§ **REQUIREMENT**
Give a verbatim quotation of every record.

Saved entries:
__________

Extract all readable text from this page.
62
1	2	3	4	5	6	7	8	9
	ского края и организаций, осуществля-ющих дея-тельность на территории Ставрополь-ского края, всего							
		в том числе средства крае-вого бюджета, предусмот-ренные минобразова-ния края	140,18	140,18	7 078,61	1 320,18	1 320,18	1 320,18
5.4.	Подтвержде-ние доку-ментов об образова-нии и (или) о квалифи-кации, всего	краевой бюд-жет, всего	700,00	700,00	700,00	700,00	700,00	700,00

__________

§ **OUTPUT BELOW**
Extract all readable text from this page.
62
1	2	3	4	5	6	7	8	9
	ского края и организаций, осуществля-ющих дея-тельность на территории Ставрополь-ского края, всего							
		в том числе средства крае-вого бюджета, предусмот-ренные минобразова-ния края	140,18	140,18	7 078,61	1 320,18	1 320,18	1 320,18
5.4.	Подтвержде-ние доку-ментов об образова-нии и (или) о квалифи-кации, всего	краевой бюд-жет, всего	700,00	700,00	700,00	700,00	700,00	700,00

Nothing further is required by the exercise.